Page extract
= = = =

Orbital characteristics
- Epoch: 15 May 2021 (JD 2459349.5)
- Observation arc: 1,015 days (2.78 years)
- Earliest precovery date: 11 December 2019
- Number of observations: 2,755
- Aphelion: ~620 AU
- Perihelion: 2.05 AU
- Semi-major axis: ~310 AU
- Eccentricity: 0.99343
- Orbital period: ~5,530 years
- Inclination: 27.873°
- Longitude of ascending node: 83.048°
- Argument of periapsis: 150.38°
- Mean anomaly: 359.98°
- Last perihelion: 11 July 2021
- Next perihelion: ~7550s
- T_{Jupiter}: 1.585
- Earth MOID: 1.081 AU
- Jupiter MOID: 1.786 AU

Physical characteristics
- Mean diameter: 11.05 ± 0.1 km (6.866 ± 0.062 mi)
- Comet total magnitude (M1): 9.5
- Comet nuclear magnitude (M2): 12.2

= C/2020 T2 (Palomar) =

Non-periodic comet

C/2020 T2 (Palomar) is a non-periodic comet with an approximately 5,530-year orbital period around the Sun. It was discovered from the Palomar Observatory on 7 October 2020.

= = = =

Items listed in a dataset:

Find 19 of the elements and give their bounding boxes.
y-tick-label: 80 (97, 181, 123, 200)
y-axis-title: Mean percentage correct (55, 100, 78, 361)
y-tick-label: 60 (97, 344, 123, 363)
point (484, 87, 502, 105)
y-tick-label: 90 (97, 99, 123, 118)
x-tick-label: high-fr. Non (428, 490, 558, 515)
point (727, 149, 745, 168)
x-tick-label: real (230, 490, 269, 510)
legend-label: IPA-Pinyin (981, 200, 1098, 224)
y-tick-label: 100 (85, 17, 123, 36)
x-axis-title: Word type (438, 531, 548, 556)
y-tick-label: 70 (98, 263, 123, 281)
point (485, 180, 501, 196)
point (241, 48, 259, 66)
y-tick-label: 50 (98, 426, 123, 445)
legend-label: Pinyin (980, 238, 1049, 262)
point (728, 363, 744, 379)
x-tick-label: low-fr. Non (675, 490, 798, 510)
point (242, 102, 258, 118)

= = = =

Problems to solve
(1) In the text on comet C/2020 T2 (Palomar), what is the comet's perihelion distance?
(2) Translate this sentence from the comet C/2020 T2 (Palomar) text into Spanish: "It was discovered from the Palomar Observatory on 7 October 2020."
(3) Resume the text on comet C/2020 T2 (Palomar) after its final sentence.

Written responses
(1) 2.05 AU

(2) Fue descubierto desde el Observatorio Palomar el 7 de octubre de 2020.

(3)
== Observational history ==
The comet was first identified by D. A. Duev when he analyzed the photographic plates taken by the Palomar Observatory on 7 October 2020, where he spotted a tail stretching about 5 arcseconds in length.

Its large perihelion distance of 2.05 AU has enabled numerous follow-up observations to be conducted until 2022. On 10 January 2021, the comet was 2.59 AU from Earth, and around magnitude 16.4 in brightness. Between 22 January and 5 July 2021, extensive observations from the Purple Mountain Observatory detected traces of hydrogen cyanide (HCN) gas continuously emanating from its coma. On 17 May 2021, the comet was located as a 10.5-magnitude object with an outer green coma measuring 10-arcminutes in size near the Messier 3 globular cluster. Around two weeks before perihelion, observations of the comet noted that it lacked a significant dust tail, but there was a strong condensation on its coma, reminiscent of a typical Manx comet, where near-infrared spectropolarimetry measurements of the comet were also conducted in the same time period. Post-perihelion observations from the Hissar Observatory between 27 August and 2 September 2021 revealed that the upper estimate of the size of its nucleus is roughly 11.05±0.1 km in diameter. By October 2021, the comet faded back to an 11th-magnitude object as it moved away from both the Sun and the Earth.